## BEGIN Task data

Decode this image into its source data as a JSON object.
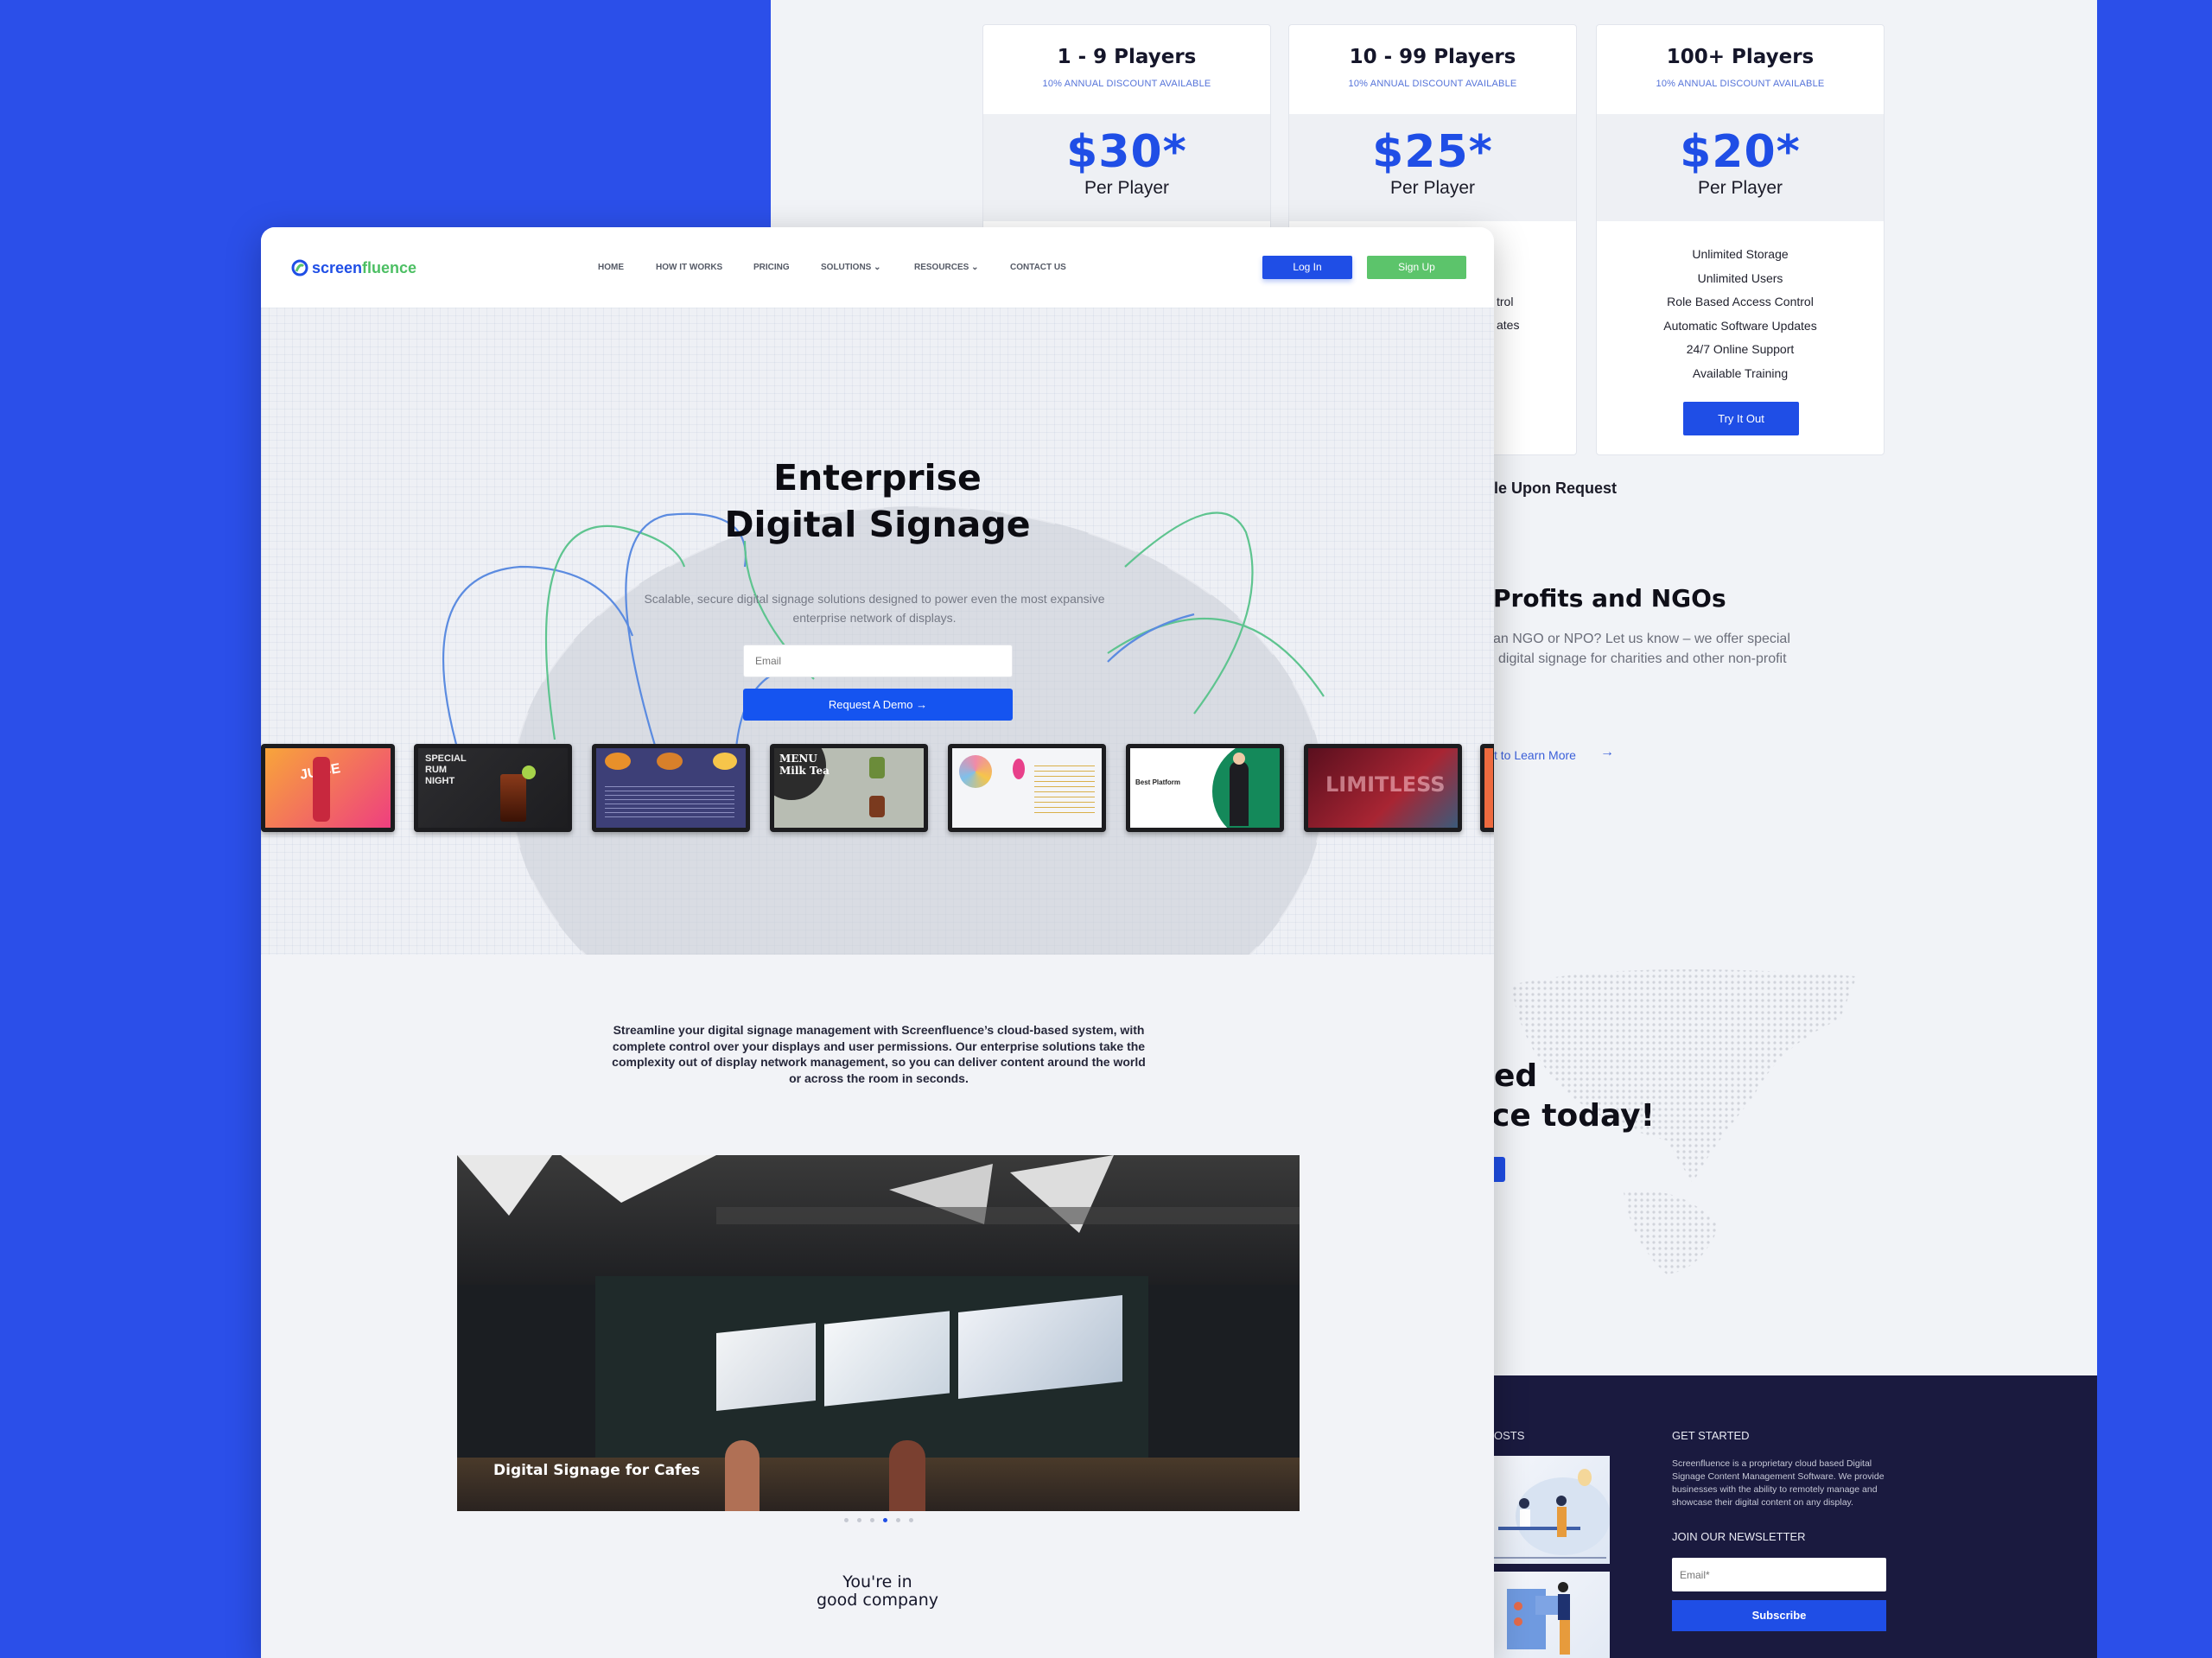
{
  "colors": {
    "brand_blue": "#1f4ee6",
    "brand_green": "#5cc46b",
    "footer_navy": "#1a1a3f",
    "page_bg": "#f1f3f7"
  },
  "pricing": [
    {
      "tier": "1 - 9 Players",
      "discount": "10% ANNUAL DISCOUNT AVAILABLE",
      "price": "$30*",
      "per": "Per Player"
    },
    {
      "tier": "10 - 99 Players",
      "discount": "10% ANNUAL DISCOUNT AVAILABLE",
      "price": "$25*",
      "per": "Per Player",
      "features_visible": [
        "trol",
        "ates"
      ]
    },
    {
      "tier": "100+ Players",
      "discount": "10% ANNUAL DISCOUNT AVAILABLE",
      "price": "$20*",
      "per": "Per Player",
      "features": [
        "Unlimited Storage",
        "Unlimited Users",
        "Role Based Access Control",
        "Automatic Software Updates",
        "24/7 Online Support",
        "Available Training"
      ],
      "cta": "Try It Out"
    }
  ],
  "back_page": {
    "custom_pricing_fragment": "le Upon Request",
    "nonprofit_heading_fragment": "Profits and NGOs",
    "nonprofit_text_fragments": [
      "an NGO or NPO? Let us know – we offer special",
      "digital signage for charities and other non-profit"
    ],
    "learn_more_fragment": "t to Learn More",
    "cta_heading_fragments": [
      "ed",
      "ce today!"
    ],
    "footer": {
      "posts_heading_fragment": "OSTS",
      "get_started_heading": "GET STARTED",
      "description": "Screenfluence is a proprietary cloud based Digital Signage Content Management Software. We provide businesses with the ability to remotely manage and showcase their digital content on any display.",
      "newsletter_heading": "JOIN OUR NEWSLETTER",
      "email_placeholder": "Email*",
      "subscribe_label": "Subscribe"
    }
  },
  "nav": {
    "logo_text_1": "screen",
    "logo_text_2": "fluence",
    "items": [
      "HOME",
      "HOW IT WORKS",
      "PRICING",
      "SOLUTIONS",
      "RESOURCES",
      "CONTACT US"
    ],
    "login": "Log In",
    "signup": "Sign Up"
  },
  "hero": {
    "title_line1": "Enterprise",
    "title_line2": "Digital Signage",
    "subtitle": "Scalable, secure digital signage solutions designed to power even the most expansive enterprise network of displays.",
    "email_placeholder": "Email",
    "cta": "Request A Demo"
  },
  "tiles": [
    {
      "text": "JUICE"
    },
    {
      "text": "SPECIAL\nRUM\nNIGHT"
    },
    {
      "text": ""
    },
    {
      "text": "MENU\nMilk Tea"
    },
    {
      "text": ""
    },
    {
      "text": "Best Platform"
    },
    {
      "text": "LIMITLESS"
    }
  ],
  "intro": "Streamline your digital signage management with Screenfluence’s cloud-based system, with complete control over your displays and user permissions. Our enterprise solutions take the complexity out of display network management, so you can deliver content around the world or across the room in seconds.",
  "carousel": {
    "caption": "Digital Signage for Cafes",
    "slides": 6,
    "active_index": 3
  },
  "company": {
    "line1": "You're in",
    "line2": "good company"
  }
}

## END Task data

Set the pictures aside and transcribe the data above exactly.

Decode this image into its source data as a JSON object.
{
  "colors": {
    "brand_blue": "#1f4ee6",
    "brand_green": "#5cc46b",
    "footer_navy": "#1a1a3f",
    "page_bg": "#f1f3f7"
  },
  "pricing": [
    {
      "tier": "1 - 9 Players",
      "discount": "10% ANNUAL DISCOUNT AVAILABLE",
      "price": "$30*",
      "per": "Per Player"
    },
    {
      "tier": "10 - 99 Players",
      "discount": "10% ANNUAL DISCOUNT AVAILABLE",
      "price": "$25*",
      "per": "Per Player",
      "features_visible": [
        "trol",
        "ates"
      ]
    },
    {
      "tier": "100+ Players",
      "discount": "10% ANNUAL DISCOUNT AVAILABLE",
      "price": "$20*",
      "per": "Per Player",
      "features": [
        "Unlimited Storage",
        "Unlimited Users",
        "Role Based Access Control",
        "Automatic Software Updates",
        "24/7 Online Support",
        "Available Training"
      ],
      "cta": "Try It Out"
    }
  ],
  "back_page": {
    "custom_pricing_fragment": "le Upon Request",
    "nonprofit_heading_fragment": "Profits and NGOs",
    "nonprofit_text_fragments": [
      "an NGO or NPO? Let us know – we offer special",
      "digital signage for charities and other non-profit"
    ],
    "learn_more_fragment": "t to Learn More",
    "cta_heading_fragments": [
      "ed",
      "ce today!"
    ],
    "footer": {
      "posts_heading_fragment": "OSTS",
      "get_started_heading": "GET STARTED",
      "description": "Screenfluence is a proprietary cloud based Digital Signage Content Management Software. We provide businesses with the ability to remotely manage and showcase their digital content on any display.",
      "newsletter_heading": "JOIN OUR NEWSLETTER",
      "email_placeholder": "Email*",
      "subscribe_label": "Subscribe"
    }
  },
  "nav": {
    "logo_text_1": "screen",
    "logo_text_2": "fluence",
    "items": [
      "HOME",
      "HOW IT WORKS",
      "PRICING",
      "SOLUTIONS",
      "RESOURCES",
      "CONTACT US"
    ],
    "login": "Log In",
    "signup": "Sign Up"
  },
  "hero": {
    "title_line1": "Enterprise",
    "title_line2": "Digital Signage",
    "subtitle": "Scalable, secure digital signage solutions designed to power even the most expansive enterprise network of displays.",
    "email_placeholder": "Email",
    "cta": "Request A Demo"
  },
  "tiles": [
    {
      "text": "JUICE"
    },
    {
      "text": "SPECIAL\nRUM\nNIGHT"
    },
    {
      "text": ""
    },
    {
      "text": "MENU\nMilk Tea"
    },
    {
      "text": ""
    },
    {
      "text": "Best Platform"
    },
    {
      "text": "LIMITLESS"
    }
  ],
  "intro": "Streamline your digital signage management with Screenfluence’s cloud-based system, with complete control over your displays and user permissions. Our enterprise solutions take the complexity out of display network management, so you can deliver content around the world or across the room in seconds.",
  "carousel": {
    "caption": "Digital Signage for Cafes",
    "slides": 6,
    "active_index": 3
  },
  "company": {
    "line1": "You're in",
    "line2": "good company"
  }
}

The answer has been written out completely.